_Task description_
Without the pictures, output the records below word for word.

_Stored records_
:::::

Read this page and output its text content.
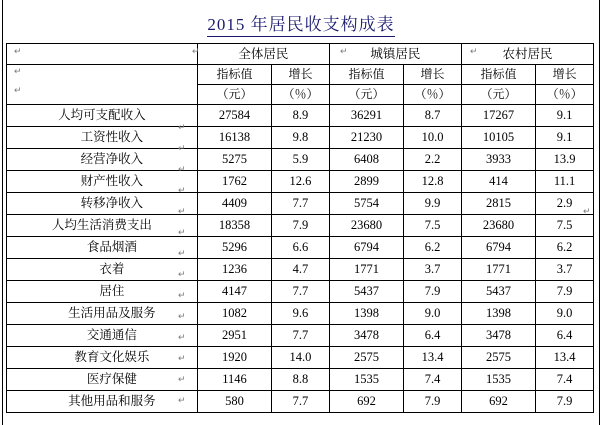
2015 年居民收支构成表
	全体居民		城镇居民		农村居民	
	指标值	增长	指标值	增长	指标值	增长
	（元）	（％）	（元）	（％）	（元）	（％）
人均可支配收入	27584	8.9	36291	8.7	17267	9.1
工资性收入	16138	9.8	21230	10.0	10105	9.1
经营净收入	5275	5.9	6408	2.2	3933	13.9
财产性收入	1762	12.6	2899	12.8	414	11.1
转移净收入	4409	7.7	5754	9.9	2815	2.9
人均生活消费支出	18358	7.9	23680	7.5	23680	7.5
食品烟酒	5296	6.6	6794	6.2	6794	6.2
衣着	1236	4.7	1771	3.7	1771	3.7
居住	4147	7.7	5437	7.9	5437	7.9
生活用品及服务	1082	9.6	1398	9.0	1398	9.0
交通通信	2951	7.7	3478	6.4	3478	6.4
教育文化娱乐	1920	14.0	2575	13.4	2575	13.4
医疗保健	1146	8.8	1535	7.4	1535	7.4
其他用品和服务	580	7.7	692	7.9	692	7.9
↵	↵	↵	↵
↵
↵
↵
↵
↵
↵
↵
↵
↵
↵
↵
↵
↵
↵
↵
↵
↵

:::::

_Task output_
Read this page and output its text content.
2015 年居民收支构成表
	全体居民		城镇居民		农村居民	
	指标值	增长	指标值	增长	指标值	增长
	（元）	（％）	（元）	（％）	（元）	（％）
人均可支配收入	27584	8.9	36291	8.7	17267	9.1
工资性收入	16138	9.8	21230	10.0	10105	9.1
经营净收入	5275	5.9	6408	2.2	3933	13.9
财产性收入	1762	12.6	2899	12.8	414	11.1
转移净收入	4409	7.7	5754	9.9	2815	2.9
人均生活消费支出	18358	7.9	23680	7.5	23680	7.5
食品烟酒	5296	6.6	6794	6.2	6794	6.2
衣着	1236	4.7	1771	3.7	1771	3.7
居住	4147	7.7	5437	7.9	5437	7.9
生活用品及服务	1082	9.6	1398	9.0	1398	9.0
交通通信	2951	7.7	3478	6.4	3478	6.4
教育文化娱乐	1920	14.0	2575	13.4	2575	13.4
医疗保健	1146	8.8	1535	7.4	1535	7.4
其他用品和服务	580	7.7	692	7.9	692	7.9
↵	↵	↵	↵
↵
↵
↵
↵
↵
↵
↵
↵
↵
↵
↵
↵
↵
↵
↵
↵
↵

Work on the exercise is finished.